Figure data in JSON:
---------------
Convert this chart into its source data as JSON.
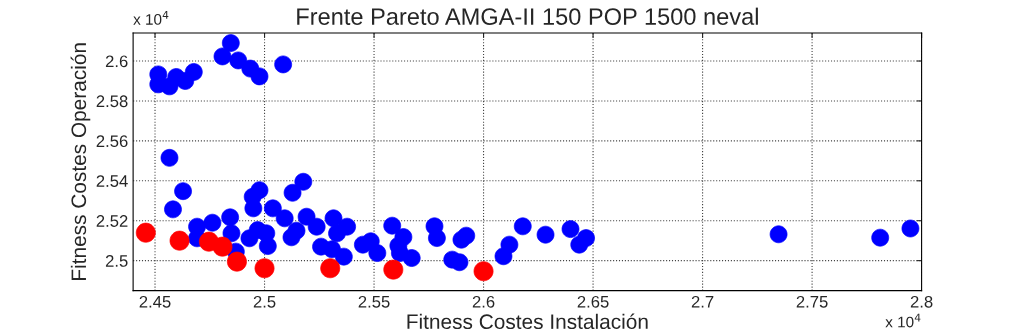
{
  "chart_data": {
    "type": "scatter",
    "title": "Frente Pareto AMGA-II 150 POP 1500 neval",
    "xlabel": "Fitness Costes Instalación",
    "ylabel": "Fitness Costes Operación",
    "annotations": [
      "x 10$^{4}$",
      "x 10$^{4}$"
    ],
    "xlim": [
      2.44,
      2.8
    ],
    "ylim": [
      2.485,
      2.614
    ],
    "xticks": [
      2.45,
      2.5,
      2.55,
      2.6,
      2.65,
      2.7,
      2.75,
      2.8
    ],
    "yticks": [
      2.5,
      2.52,
      2.54,
      2.56,
      2.58,
      2.6
    ],
    "grid": true,
    "marker": "circle",
    "series": [
      {
        "color": "#0000ff",
        "x": [
          2.4515,
          2.4515,
          2.4566,
          2.4597,
          2.4638,
          2.4677,
          2.4808,
          2.4846,
          2.488,
          2.4935,
          2.4977,
          2.5085,
          2.4566,
          2.4628,
          2.4582,
          2.4692,
          2.4692,
          2.4762,
          2.4843,
          2.4849,
          2.4869,
          2.4946,
          2.4977,
          2.4949,
          2.4969,
          2.4931,
          2.5008,
          2.5015,
          2.5038,
          2.5092,
          2.5128,
          2.5177,
          2.5146,
          2.5123,
          2.5192,
          2.5238,
          2.5258,
          2.5308,
          2.5315,
          2.5331,
          2.5362,
          2.5377,
          2.5449,
          2.5485,
          2.5515,
          2.5583,
          2.5634,
          2.5611,
          2.5618,
          2.5672,
          2.5776,
          2.5787,
          2.5857,
          2.589,
          2.5899,
          2.5921,
          2.6118,
          2.6091,
          2.6179,
          2.6283,
          2.6397,
          2.6437,
          2.6468,
          2.7347,
          2.7811,
          2.7949
        ],
        "values": [
          2.5933,
          2.5883,
          2.5873,
          2.592,
          2.59,
          2.5945,
          2.6023,
          2.609,
          2.6003,
          2.5962,
          2.5923,
          2.5983,
          2.5515,
          2.5348,
          2.5257,
          2.517,
          2.5112,
          2.519,
          2.5217,
          2.5137,
          2.5045,
          2.532,
          2.5353,
          2.5262,
          2.5153,
          2.5112,
          2.5137,
          2.5073,
          2.5262,
          2.5212,
          2.534,
          2.5395,
          2.515,
          2.5117,
          2.522,
          2.517,
          2.507,
          2.5057,
          2.5212,
          2.5137,
          2.502,
          2.517,
          2.508,
          2.5097,
          2.5038,
          2.5175,
          2.5118,
          2.5075,
          2.5038,
          2.5013,
          2.5172,
          2.5113,
          2.5005,
          2.4992,
          2.5105,
          2.5125,
          2.508,
          2.5022,
          2.5172,
          2.513,
          2.5158,
          2.508,
          2.5113,
          2.5132,
          2.5115,
          2.5161
        ]
      },
      {
        "color": "#ff0000",
        "x": [
          2.4458,
          2.4612,
          2.4746,
          2.4808,
          2.4874,
          2.5,
          2.53,
          2.5588,
          2.6
        ],
        "values": [
          2.514,
          2.51,
          2.5095,
          2.507,
          2.4995,
          2.4962,
          2.4962,
          2.4955,
          2.4947
        ]
      }
    ]
  }
}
---------------
**Task requirements**
Using the material above, count the lines containing the word "Costes". Reply with the number alone.

**Answer to this task**
2